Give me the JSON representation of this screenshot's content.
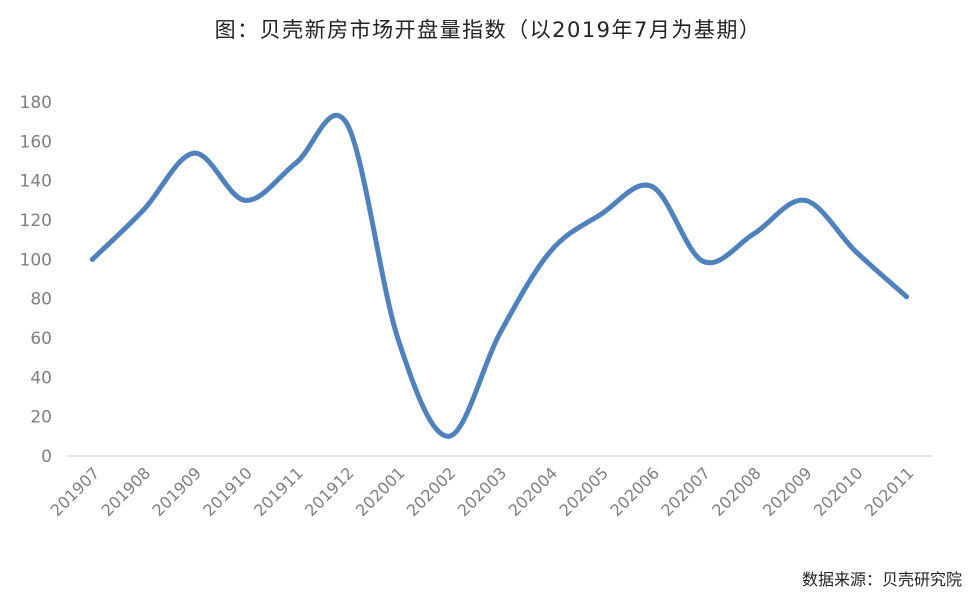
{
  "chart_data": {
    "type": "line",
    "title": "图：贝壳新房市场开盘量指数（以2019年7月为基期）",
    "source": "数据来源：贝壳研究院",
    "categories": [
      "201907",
      "201908",
      "201909",
      "201910",
      "201911",
      "201912",
      "202001",
      "202002",
      "202003",
      "202004",
      "202005",
      "202006",
      "202007",
      "202008",
      "202009",
      "202010",
      "202011"
    ],
    "series": [
      {
        "values": [
          100,
          125,
          154,
          130,
          149,
          169,
          60,
          10,
          62,
          104,
          123,
          137,
          99,
          113,
          130,
          104,
          81
        ]
      }
    ],
    "ylim": [
      0,
      180
    ],
    "yticks": [
      0,
      20,
      40,
      60,
      80,
      100,
      120,
      140,
      160,
      180
    ],
    "grid": false,
    "legend": "none",
    "colors": {
      "line": "#4f81bd",
      "axis": "#d9d9d9",
      "tick_text": "#7f7f7f"
    }
  }
}
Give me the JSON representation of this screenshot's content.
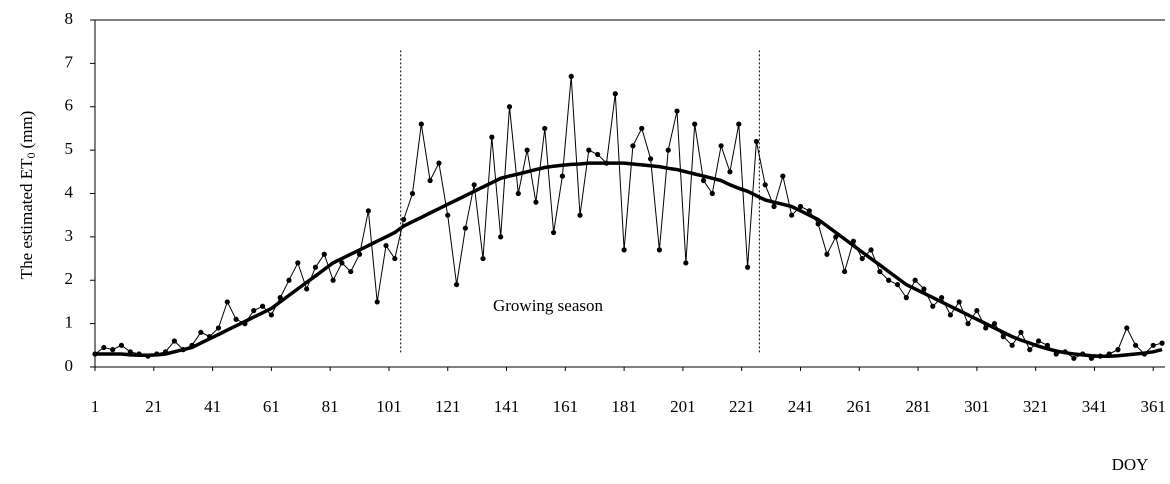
{
  "chart_data": {
    "type": "line",
    "y_label": [
      "The estimated ET",
      "0",
      "(mm)"
    ],
    "x_label": "DOY",
    "annotation": "Growing season",
    "season_bounds": [
      105,
      227
    ],
    "xlim": [
      1,
      365
    ],
    "xticks": [
      1,
      21,
      41,
      61,
      81,
      101,
      121,
      141,
      161,
      181,
      201,
      221,
      241,
      261,
      281,
      301,
      321,
      341,
      361
    ],
    "ylim": [
      0,
      8
    ],
    "yticks": [
      0,
      1,
      2,
      3,
      4,
      5,
      6,
      7,
      8
    ],
    "x": [
      1,
      4,
      7,
      10,
      13,
      16,
      19,
      22,
      25,
      28,
      31,
      34,
      37,
      40,
      43,
      46,
      49,
      52,
      55,
      58,
      61,
      64,
      67,
      70,
      73,
      76,
      79,
      82,
      85,
      88,
      91,
      94,
      97,
      100,
      103,
      106,
      109,
      112,
      115,
      118,
      121,
      124,
      127,
      130,
      133,
      136,
      139,
      142,
      145,
      148,
      151,
      154,
      157,
      160,
      163,
      166,
      169,
      172,
      175,
      178,
      181,
      184,
      187,
      190,
      193,
      196,
      199,
      202,
      205,
      208,
      211,
      214,
      217,
      220,
      223,
      226,
      229,
      232,
      235,
      238,
      241,
      244,
      247,
      250,
      253,
      256,
      259,
      262,
      265,
      268,
      271,
      274,
      277,
      280,
      283,
      286,
      289,
      292,
      295,
      298,
      301,
      304,
      307,
      310,
      313,
      316,
      319,
      322,
      325,
      328,
      331,
      334,
      337,
      340,
      343,
      346,
      349,
      352,
      355,
      358,
      361,
      364
    ],
    "series": [
      {
        "color": "#000000",
        "style": "markers",
        "values": [
          0.3,
          0.45,
          0.4,
          0.5,
          0.35,
          0.3,
          0.25,
          0.3,
          0.35,
          0.6,
          0.4,
          0.5,
          0.8,
          0.7,
          0.9,
          1.5,
          1.1,
          1.0,
          1.3,
          1.4,
          1.2,
          1.6,
          2.0,
          2.4,
          1.8,
          2.3,
          2.6,
          2.0,
          2.4,
          2.2,
          2.6,
          3.6,
          1.5,
          2.8,
          2.5,
          3.4,
          4.0,
          5.6,
          4.3,
          4.7,
          3.5,
          1.9,
          3.2,
          4.2,
          2.5,
          5.3,
          3.0,
          6.0,
          4.0,
          5.0,
          3.8,
          5.5,
          3.1,
          4.4,
          6.7,
          3.5,
          5.0,
          4.9,
          4.7,
          6.3,
          2.7,
          5.1,
          5.5,
          4.8,
          2.7,
          5.0,
          5.9,
          2.4,
          5.6,
          4.3,
          4.0,
          5.1,
          4.5,
          5.6,
          2.3,
          5.2,
          4.2,
          3.7,
          4.4,
          3.5,
          3.7,
          3.6,
          3.3,
          2.6,
          3.0,
          2.2,
          2.9,
          2.5,
          2.7,
          2.2,
          2.0,
          1.9,
          1.6,
          2.0,
          1.8,
          1.4,
          1.6,
          1.2,
          1.5,
          1.0,
          1.3,
          0.9,
          1.0,
          0.7,
          0.5,
          0.8,
          0.4,
          0.6,
          0.5,
          0.3,
          0.35,
          0.2,
          0.3,
          0.2,
          0.25,
          0.3,
          0.4,
          0.9,
          0.5,
          0.3,
          0.5,
          0.55
        ]
      },
      {
        "color": "#000000",
        "style": "smooth",
        "values": [
          0.3,
          0.3,
          0.3,
          0.3,
          0.28,
          0.27,
          0.27,
          0.28,
          0.3,
          0.35,
          0.4,
          0.45,
          0.55,
          0.65,
          0.75,
          0.85,
          0.95,
          1.05,
          1.15,
          1.25,
          1.35,
          1.5,
          1.65,
          1.8,
          1.95,
          2.1,
          2.25,
          2.4,
          2.5,
          2.6,
          2.7,
          2.8,
          2.9,
          3.0,
          3.1,
          3.25,
          3.35,
          3.45,
          3.55,
          3.65,
          3.75,
          3.85,
          3.95,
          4.05,
          4.15,
          4.25,
          4.35,
          4.4,
          4.45,
          4.5,
          4.55,
          4.6,
          4.63,
          4.65,
          4.67,
          4.68,
          4.7,
          4.7,
          4.7,
          4.7,
          4.7,
          4.68,
          4.66,
          4.64,
          4.62,
          4.58,
          4.55,
          4.5,
          4.45,
          4.4,
          4.35,
          4.3,
          4.2,
          4.12,
          4.05,
          3.95,
          3.85,
          3.8,
          3.75,
          3.7,
          3.6,
          3.5,
          3.4,
          3.25,
          3.1,
          2.95,
          2.8,
          2.65,
          2.5,
          2.35,
          2.2,
          2.05,
          1.9,
          1.8,
          1.7,
          1.6,
          1.5,
          1.4,
          1.3,
          1.2,
          1.1,
          1.0,
          0.9,
          0.8,
          0.7,
          0.62,
          0.55,
          0.48,
          0.42,
          0.37,
          0.33,
          0.3,
          0.28,
          0.26,
          0.25,
          0.25,
          0.26,
          0.28,
          0.3,
          0.32,
          0.35,
          0.4
        ]
      }
    ]
  }
}
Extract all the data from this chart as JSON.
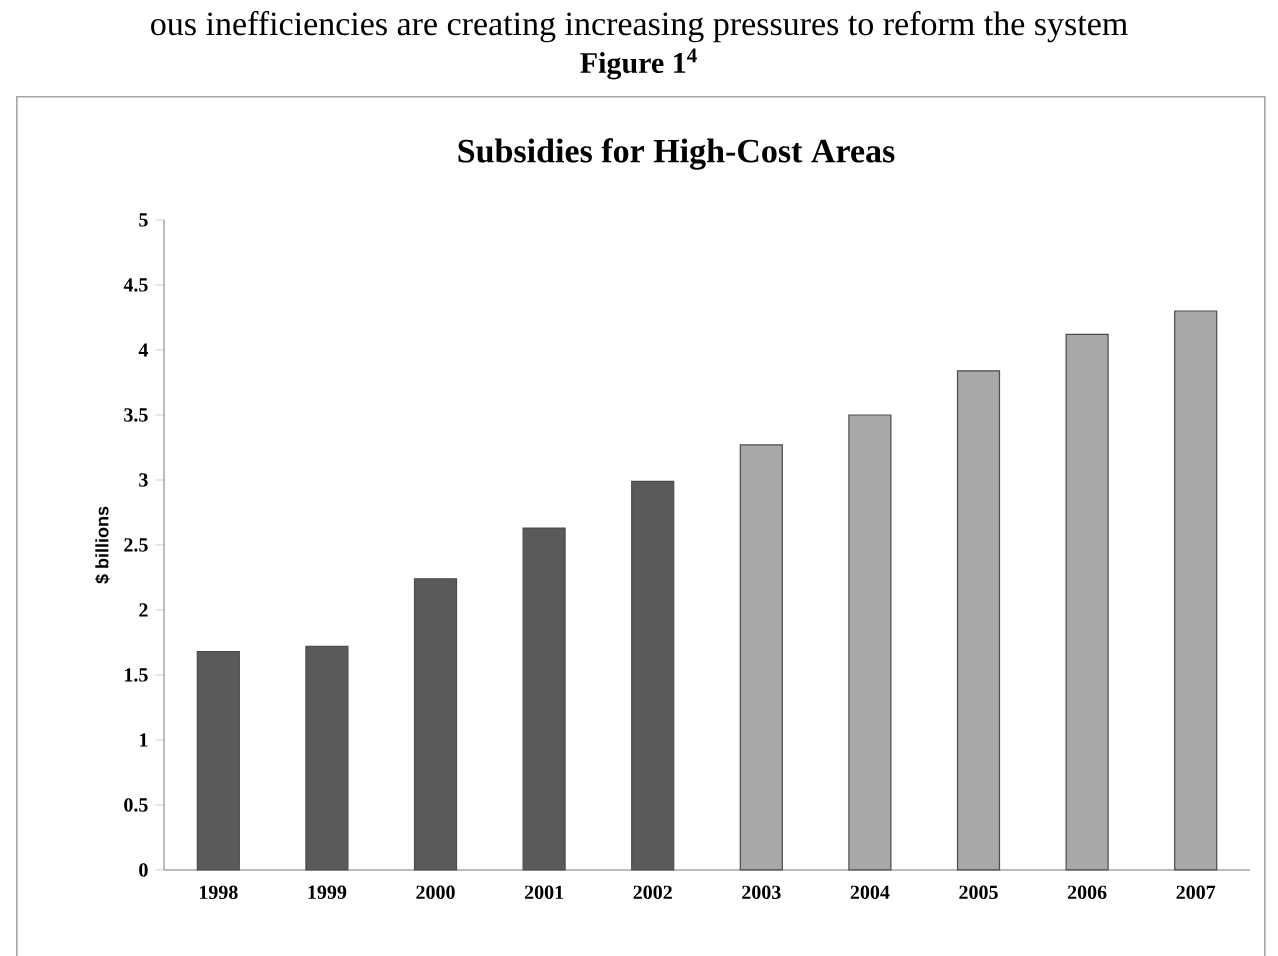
{
  "chart_data": {
    "type": "bar",
    "title": "Subsidies for High-Cost Areas",
    "ylabel": "$ billions",
    "annotations": [
      "ous inefficiencies are creating increasing pressures to reform the system",
      "Figure 1$^{4}$"
    ],
    "categories": [
      "1998",
      "1999",
      "2000",
      "2001",
      "2002",
      "2003",
      "2004",
      "2005",
      "2006",
      "2007"
    ],
    "values": [
      1.68,
      1.72,
      2.24,
      2.63,
      2.99,
      3.27,
      3.5,
      3.84,
      4.12,
      4.3
    ],
    "colors": [
      "#5a5a5a",
      "#5a5a5a",
      "#5a5a5a",
      "#5a5a5a",
      "#5a5a5a",
      "#a8a8a8",
      "#a8a8a8",
      "#a8a8a8",
      "#a8a8a8",
      "#a8a8a8"
    ],
    "ylim": [
      0,
      5
    ],
    "yticks": [
      0,
      0.5,
      1,
      1.5,
      2,
      2.5,
      3,
      3.5,
      4,
      4.5,
      5
    ],
    "grid": false
  }
}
- - - - -
Generate a word-for-word copy of the preceding records, excluding all pictures.

Exercise result -
Give me the JSON representation of this screenshot's content.
{
  "chart_data": {
    "type": "line",
    "title": "图：贝壳新房市场开盘量指数（以2019年7月为基期）",
    "source": "数据来源：贝壳研究院",
    "categories": [
      "201907",
      "201908",
      "201909",
      "201910",
      "201911",
      "201912",
      "202001",
      "202002",
      "202003",
      "202004",
      "202005",
      "202006",
      "202007",
      "202008",
      "202009",
      "202010",
      "202011"
    ],
    "series": [
      {
        "values": [
          100,
          125,
          154,
          130,
          149,
          169,
          60,
          10,
          62,
          104,
          123,
          137,
          99,
          113,
          130,
          104,
          81
        ]
      }
    ],
    "ylim": [
      0,
      180
    ],
    "yticks": [
      0,
      20,
      40,
      60,
      80,
      100,
      120,
      140,
      160,
      180
    ],
    "grid": false,
    "legend": "none",
    "colors": {
      "line": "#4f81bd",
      "axis": "#d9d9d9",
      "tick_text": "#7f7f7f"
    }
  }
}
Give me the JSON representation of this screenshot's content.
{
  "chart_data": {
    "type": "line",
    "y_label": [
      "The estimated ET",
      "0",
      "(mm)"
    ],
    "x_label": "DOY",
    "annotation": "Growing season",
    "season_bounds": [
      105,
      227
    ],
    "xlim": [
      1,
      365
    ],
    "xticks": [
      1,
      21,
      41,
      61,
      81,
      101,
      121,
      141,
      161,
      181,
      201,
      221,
      241,
      261,
      281,
      301,
      321,
      341,
      361
    ],
    "ylim": [
      0,
      8
    ],
    "yticks": [
      0,
      1,
      2,
      3,
      4,
      5,
      6,
      7,
      8
    ],
    "x": [
      1,
      4,
      7,
      10,
      13,
      16,
      19,
      22,
      25,
      28,
      31,
      34,
      37,
      40,
      43,
      46,
      49,
      52,
      55,
      58,
      61,
      64,
      67,
      70,
      73,
      76,
      79,
      82,
      85,
      88,
      91,
      94,
      97,
      100,
      103,
      106,
      109,
      112,
      115,
      118,
      121,
      124,
      127,
      130,
      133,
      136,
      139,
      142,
      145,
      148,
      151,
      154,
      157,
      160,
      163,
      166,
      169,
      172,
      175,
      178,
      181,
      184,
      187,
      190,
      193,
      196,
      199,
      202,
      205,
      208,
      211,
      214,
      217,
      220,
      223,
      226,
      229,
      232,
      235,
      238,
      241,
      244,
      247,
      250,
      253,
      256,
      259,
      262,
      265,
      268,
      271,
      274,
      277,
      280,
      283,
      286,
      289,
      292,
      295,
      298,
      301,
      304,
      307,
      310,
      313,
      316,
      319,
      322,
      325,
      328,
      331,
      334,
      337,
      340,
      343,
      346,
      349,
      352,
      355,
      358,
      361,
      364
    ],
    "series": [
      {
        "color": "#000000",
        "style": "markers",
        "values": [
          0.3,
          0.45,
          0.4,
          0.5,
          0.35,
          0.3,
          0.25,
          0.3,
          0.35,
          0.6,
          0.4,
          0.5,
          0.8,
          0.7,
          0.9,
          1.5,
          1.1,
          1.0,
          1.3,
          1.4,
          1.2,
          1.6,
          2.0,
          2.4,
          1.8,
          2.3,
          2.6,
          2.0,
          2.4,
          2.2,
          2.6,
          3.6,
          1.5,
          2.8,
          2.5,
          3.4,
          4.0,
          5.6,
          4.3,
          4.7,
          3.5,
          1.9,
          3.2,
          4.2,
          2.5,
          5.3,
          3.0,
          6.0,
          4.0,
          5.0,
          3.8,
          5.5,
          3.1,
          4.4,
          6.7,
          3.5,
          5.0,
          4.9,
          4.7,
          6.3,
          2.7,
          5.1,
          5.5,
          4.8,
          2.7,
          5.0,
          5.9,
          2.4,
          5.6,
          4.3,
          4.0,
          5.1,
          4.5,
          5.6,
          2.3,
          5.2,
          4.2,
          3.7,
          4.4,
          3.5,
          3.7,
          3.6,
          3.3,
          2.6,
          3.0,
          2.2,
          2.9,
          2.5,
          2.7,
          2.2,
          2.0,
          1.9,
          1.6,
          2.0,
          1.8,
          1.4,
          1.6,
          1.2,
          1.5,
          1.0,
          1.3,
          0.9,
          1.0,
          0.7,
          0.5,
          0.8,
          0.4,
          0.6,
          0.5,
          0.3,
          0.35,
          0.2,
          0.3,
          0.2,
          0.25,
          0.3,
          0.4,
          0.9,
          0.5,
          0.3,
          0.5,
          0.55
        ]
      },
      {
        "color": "#000000",
        "style": "smooth",
        "values": [
          0.3,
          0.3,
          0.3,
          0.3,
          0.28,
          0.27,
          0.27,
          0.28,
          0.3,
          0.35,
          0.4,
          0.45,
          0.55,
          0.65,
          0.75,
          0.85,
          0.95,
          1.05,
          1.15,
          1.25,
          1.35,
          1.5,
          1.65,
          1.8,
          1.95,
          2.1,
          2.25,
          2.4,
          2.5,
          2.6,
          2.7,
          2.8,
          2.9,
          3.0,
          3.1,
          3.25,
          3.35,
          3.45,
          3.55,
          3.65,
          3.75,
          3.85,
          3.95,
          4.05,
          4.15,
          4.25,
          4.35,
          4.4,
          4.45,
          4.5,
          4.55,
          4.6,
          4.63,
          4.65,
          4.67,
          4.68,
          4.7,
          4.7,
          4.7,
          4.7,
          4.7,
          4.68,
          4.66,
          4.64,
          4.62,
          4.58,
          4.55,
          4.5,
          4.45,
          4.4,
          4.35,
          4.3,
          4.2,
          4.12,
          4.05,
          3.95,
          3.85,
          3.8,
          3.75,
          3.7,
          3.6,
          3.5,
          3.4,
          3.25,
          3.1,
          2.95,
          2.8,
          2.65,
          2.5,
          2.35,
          2.2,
          2.05,
          1.9,
          1.8,
          1.7,
          1.6,
          1.5,
          1.4,
          1.3,
          1.2,
          1.1,
          1.0,
          0.9,
          0.8,
          0.7,
          0.62,
          0.55,
          0.48,
          0.42,
          0.37,
          0.33,
          0.3,
          0.28,
          0.26,
          0.25,
          0.25,
          0.26,
          0.28,
          0.3,
          0.32,
          0.35,
          0.4
        ]
      }
    ]
  }
}
Extract all the data from this chart as JSON.
{
  "chart_data": {
    "type": "bar",
    "title": "Subsidies for High-Cost Areas",
    "ylabel": "$ billions",
    "annotations": [
      "ous inefficiencies are creating increasing pressures to reform the system",
      "Figure 1$^{4}$"
    ],
    "categories": [
      "1998",
      "1999",
      "2000",
      "2001",
      "2002",
      "2003",
      "2004",
      "2005",
      "2006",
      "2007"
    ],
    "values": [
      1.68,
      1.72,
      2.24,
      2.63,
      2.99,
      3.27,
      3.5,
      3.84,
      4.12,
      4.3
    ],
    "colors": [
      "#5a5a5a",
      "#5a5a5a",
      "#5a5a5a",
      "#5a5a5a",
      "#5a5a5a",
      "#a8a8a8",
      "#a8a8a8",
      "#a8a8a8",
      "#a8a8a8",
      "#a8a8a8"
    ],
    "ylim": [
      0,
      5
    ],
    "yticks": [
      0,
      0.5,
      1,
      1.5,
      2,
      2.5,
      3,
      3.5,
      4,
      4.5,
      5
    ],
    "grid": false
  }
}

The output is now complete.